What you should do: Identify the lines that contain the string "FITNESS", then copy each of them.
═══ Record extracts
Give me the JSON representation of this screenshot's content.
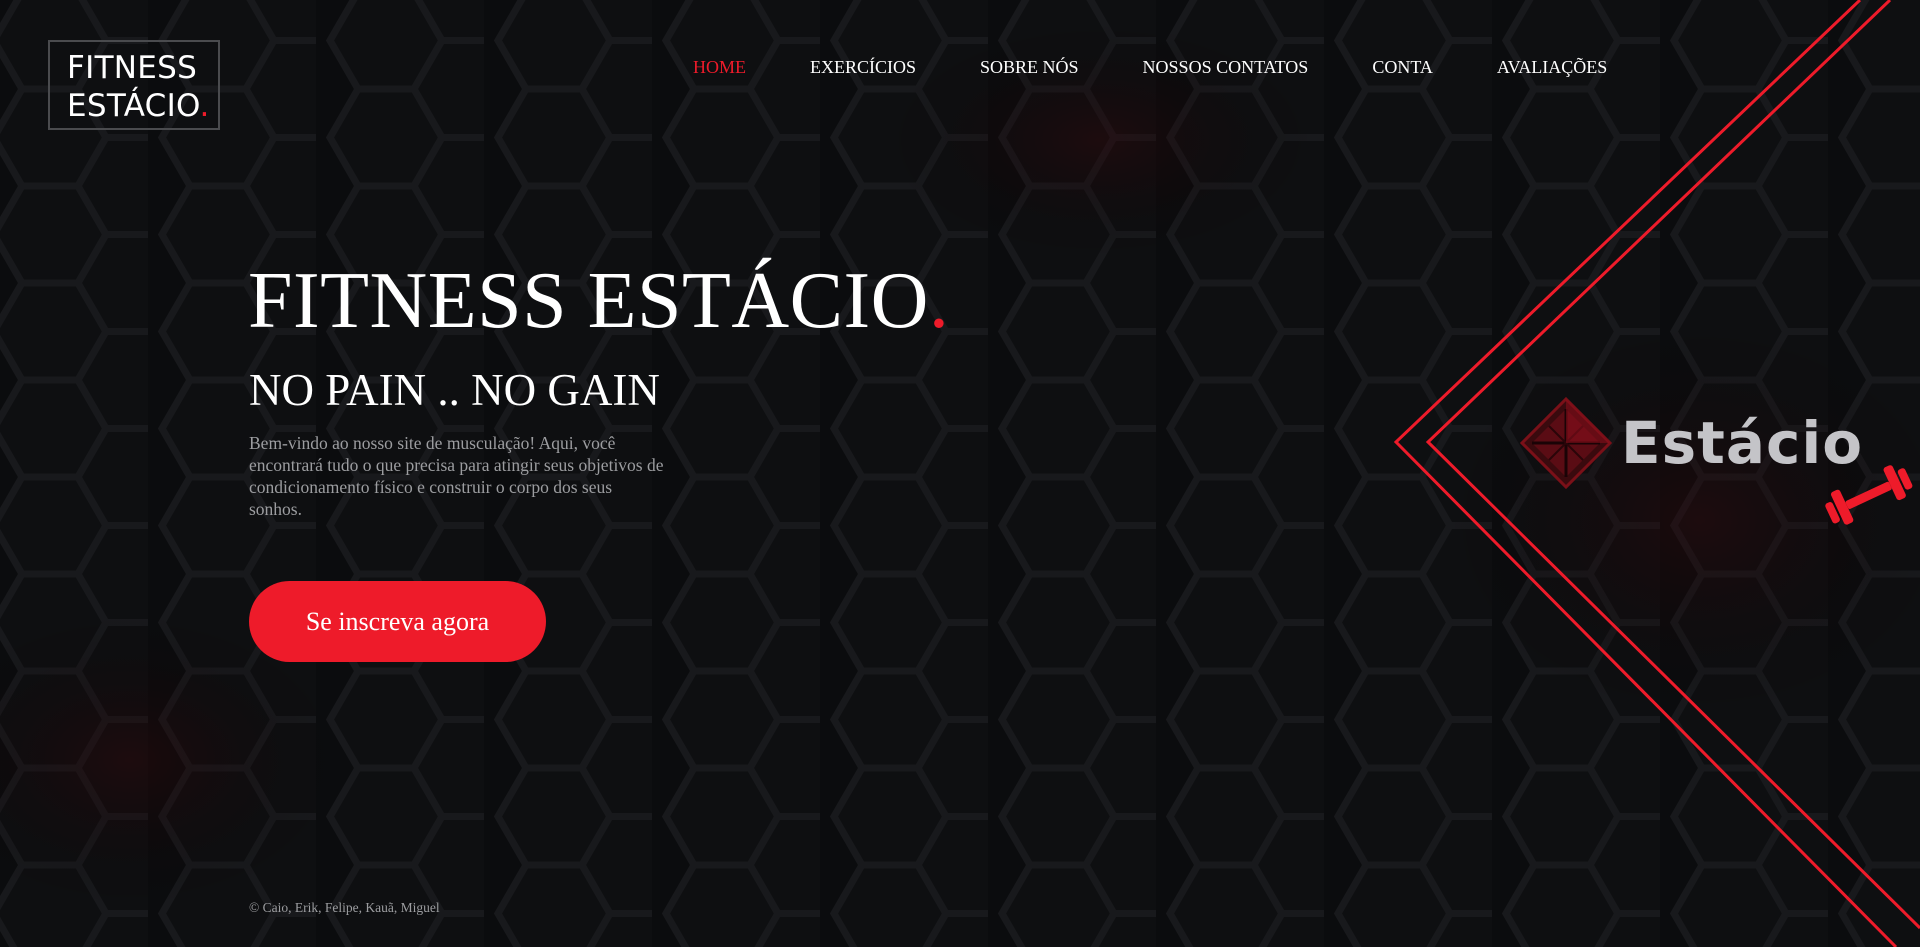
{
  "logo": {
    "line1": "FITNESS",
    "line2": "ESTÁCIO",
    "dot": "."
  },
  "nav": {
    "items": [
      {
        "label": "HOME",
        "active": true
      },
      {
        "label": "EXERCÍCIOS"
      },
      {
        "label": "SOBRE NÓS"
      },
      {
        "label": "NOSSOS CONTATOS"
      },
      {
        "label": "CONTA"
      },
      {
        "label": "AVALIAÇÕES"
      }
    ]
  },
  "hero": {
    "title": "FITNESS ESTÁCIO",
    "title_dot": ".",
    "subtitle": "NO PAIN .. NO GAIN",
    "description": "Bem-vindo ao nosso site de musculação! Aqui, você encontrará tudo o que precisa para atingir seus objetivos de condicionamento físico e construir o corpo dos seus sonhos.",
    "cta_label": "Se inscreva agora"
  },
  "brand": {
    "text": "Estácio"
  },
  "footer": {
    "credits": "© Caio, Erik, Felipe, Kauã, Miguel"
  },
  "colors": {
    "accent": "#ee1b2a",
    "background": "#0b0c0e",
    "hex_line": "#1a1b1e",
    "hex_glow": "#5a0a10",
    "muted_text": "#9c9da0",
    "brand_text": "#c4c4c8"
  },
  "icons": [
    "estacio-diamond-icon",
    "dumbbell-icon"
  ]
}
══════
Problem solution:
    "line1": "FITNESS",
    "title": "FITNESS ESTÁCIO",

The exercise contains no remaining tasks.